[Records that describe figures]
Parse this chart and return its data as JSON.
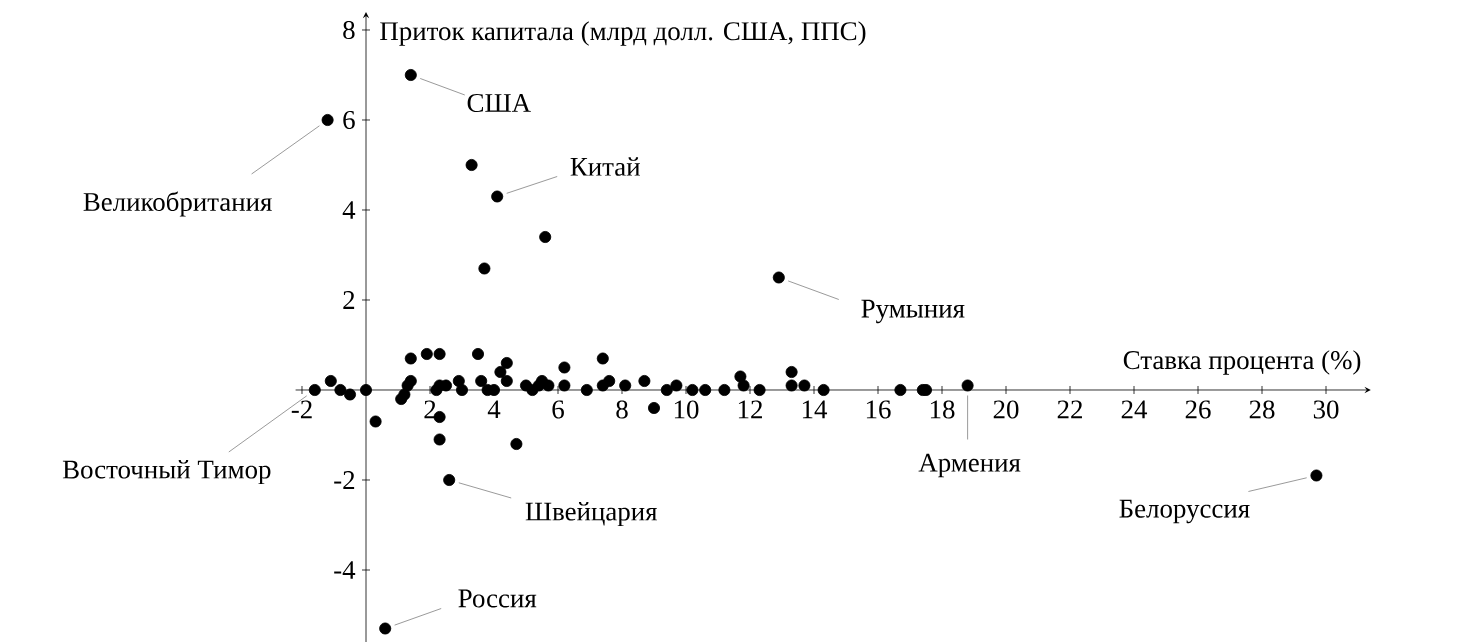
{
  "chart_data": {
    "type": "scatter",
    "xlabel": "Ставка процента (%)",
    "ylabel": "Приток капитала (млрд долл. США, ППС)",
    "xlim": [
      -2.2,
      31.4
    ],
    "ylim": [
      -5.6,
      8.4
    ],
    "xticks": [
      -2,
      2,
      4,
      6,
      8,
      10,
      12,
      14,
      16,
      18,
      20,
      22,
      24,
      26,
      28,
      30
    ],
    "yticks": [
      -4,
      -2,
      2,
      4,
      6,
      8
    ],
    "marker": "circle",
    "series": [
      {
        "color": "#000000",
        "x": [
          -1.6,
          -1.1,
          -0.8,
          -0.5,
          0.0,
          0.3,
          1.1,
          1.2,
          1.3,
          1.4,
          1.4,
          1.9,
          2.3,
          2.2,
          2.3,
          2.3,
          2.3,
          2.5,
          2.9,
          3.0,
          3.5,
          3.6,
          3.8,
          4.0,
          4.2,
          4.4,
          4.4,
          4.7,
          5.0,
          5.2,
          5.4,
          5.5,
          5.7,
          6.2,
          6.2,
          6.9,
          7.4,
          7.4,
          7.6,
          8.1,
          8.7,
          9.0,
          9.4,
          9.7,
          10.2,
          10.6,
          11.2,
          11.7,
          11.8,
          12.3,
          13.3,
          13.3,
          13.7,
          14.3,
          16.7,
          17.4,
          17.5,
          18.8,
          1.4,
          -1.2,
          3.3,
          4.1,
          5.6,
          3.7,
          12.9,
          29.7,
          2.6,
          0.6
        ],
        "values": [
          0.0,
          0.2,
          0.0,
          -0.1,
          0.0,
          -0.7,
          -0.2,
          -0.1,
          0.1,
          0.2,
          0.7,
          0.8,
          0.8,
          0.0,
          0.1,
          -0.6,
          -1.1,
          0.1,
          0.2,
          0.0,
          0.8,
          0.2,
          0.0,
          0.0,
          0.4,
          0.6,
          0.2,
          -1.2,
          0.1,
          0.0,
          0.1,
          0.2,
          0.1,
          0.5,
          0.1,
          0.0,
          0.7,
          0.1,
          0.2,
          0.1,
          0.2,
          -0.4,
          0.0,
          0.1,
          0.0,
          0.0,
          0.0,
          0.3,
          0.1,
          0.0,
          0.4,
          0.1,
          0.1,
          0.0,
          0.0,
          0.0,
          0.0,
          0.1,
          7.0,
          6.0,
          5.0,
          4.3,
          3.4,
          2.7,
          2.5,
          -1.9,
          -2.0,
          -5.3
        ]
      }
    ],
    "annotations": [
      {
        "text": "США",
        "x": 1.4,
        "y": 7.0
      },
      {
        "text": "Великобритания",
        "x": -1.2,
        "y": 6.0
      },
      {
        "text": "Китай",
        "x": 4.1,
        "y": 4.3
      },
      {
        "text": "Румыния",
        "x": 12.9,
        "y": 2.5
      },
      {
        "text": "Армения",
        "x": 18.8,
        "y": 0.1
      },
      {
        "text": "Белоруссия",
        "x": 29.7,
        "y": -1.9
      },
      {
        "text": "Швейцария",
        "x": 2.6,
        "y": -2.0
      },
      {
        "text": "Россия",
        "x": 0.6,
        "y": -5.3
      },
      {
        "text": "Восточный Тимор",
        "x": -1.6,
        "y": 0.0
      }
    ]
  }
}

To be done => Check the data for the word "text" and pull out the lines that have it.

Exercise solution =>
        "text": "США",
        "text": "Великобритания",
        "text": "Китай",
        "text": "Румыния",
        "text": "Армения",
        "text": "Белоруссия",
        "text": "Швейцария",
        "text": "Россия",
        "text": "Восточный Тимор",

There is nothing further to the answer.